**PROBLEM DETAILS:**
From the listing below, copy every line with the word "driving".

─── GIVEN ENTRIES

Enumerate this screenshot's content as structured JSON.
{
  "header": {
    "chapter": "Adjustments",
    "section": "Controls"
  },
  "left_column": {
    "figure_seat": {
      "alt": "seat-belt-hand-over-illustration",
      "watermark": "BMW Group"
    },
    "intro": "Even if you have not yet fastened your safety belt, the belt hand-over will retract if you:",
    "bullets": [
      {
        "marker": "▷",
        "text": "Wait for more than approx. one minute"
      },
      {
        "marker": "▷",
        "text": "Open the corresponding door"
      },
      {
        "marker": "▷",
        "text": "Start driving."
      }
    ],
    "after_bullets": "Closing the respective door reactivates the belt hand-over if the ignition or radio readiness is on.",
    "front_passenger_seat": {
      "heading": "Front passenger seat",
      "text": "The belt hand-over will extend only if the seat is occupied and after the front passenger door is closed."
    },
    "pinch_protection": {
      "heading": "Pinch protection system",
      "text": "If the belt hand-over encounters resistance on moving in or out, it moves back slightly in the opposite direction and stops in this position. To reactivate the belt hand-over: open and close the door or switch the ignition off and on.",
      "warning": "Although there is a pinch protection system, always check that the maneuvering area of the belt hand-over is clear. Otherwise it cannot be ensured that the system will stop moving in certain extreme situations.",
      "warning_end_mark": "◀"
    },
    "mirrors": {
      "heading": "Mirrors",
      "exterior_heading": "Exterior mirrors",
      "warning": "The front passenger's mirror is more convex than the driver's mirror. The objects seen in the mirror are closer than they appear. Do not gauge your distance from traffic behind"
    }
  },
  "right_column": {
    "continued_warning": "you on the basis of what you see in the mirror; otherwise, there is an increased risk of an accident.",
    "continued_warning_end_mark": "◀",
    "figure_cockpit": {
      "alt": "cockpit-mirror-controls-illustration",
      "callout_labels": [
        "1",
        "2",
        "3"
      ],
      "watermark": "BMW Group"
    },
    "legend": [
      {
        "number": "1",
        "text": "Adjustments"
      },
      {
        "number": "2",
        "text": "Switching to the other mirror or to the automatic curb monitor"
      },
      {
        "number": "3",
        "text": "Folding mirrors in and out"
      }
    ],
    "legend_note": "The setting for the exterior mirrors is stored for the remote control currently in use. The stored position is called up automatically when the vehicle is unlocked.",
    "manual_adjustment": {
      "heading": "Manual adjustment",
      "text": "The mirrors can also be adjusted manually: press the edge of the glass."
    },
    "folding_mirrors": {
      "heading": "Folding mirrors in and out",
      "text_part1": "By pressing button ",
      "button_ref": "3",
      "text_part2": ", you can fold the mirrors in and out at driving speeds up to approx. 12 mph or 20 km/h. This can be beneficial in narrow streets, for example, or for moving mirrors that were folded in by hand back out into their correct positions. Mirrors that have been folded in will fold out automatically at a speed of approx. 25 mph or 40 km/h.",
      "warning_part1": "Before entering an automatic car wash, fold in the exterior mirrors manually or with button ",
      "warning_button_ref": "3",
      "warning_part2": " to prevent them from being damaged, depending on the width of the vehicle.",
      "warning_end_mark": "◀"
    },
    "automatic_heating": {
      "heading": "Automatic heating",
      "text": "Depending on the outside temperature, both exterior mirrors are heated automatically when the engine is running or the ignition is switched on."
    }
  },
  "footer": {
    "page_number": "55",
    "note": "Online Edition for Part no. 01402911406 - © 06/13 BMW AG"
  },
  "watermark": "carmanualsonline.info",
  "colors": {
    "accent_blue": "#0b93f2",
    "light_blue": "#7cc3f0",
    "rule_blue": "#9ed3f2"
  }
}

──────

**FULL OUTPUT:**
        "text": "Start driving."
      "text_part2": ", you can fold the mirrors in and out at driving speeds up to approx. 12 mph or 20 km/h. This can be beneficial in narrow streets, for example, or for moving mirrors that were folded in by hand back out into their correct positions. Mirrors that have been folded in will fold out automatically at a speed of approx. 25 mph or 40 km/h.",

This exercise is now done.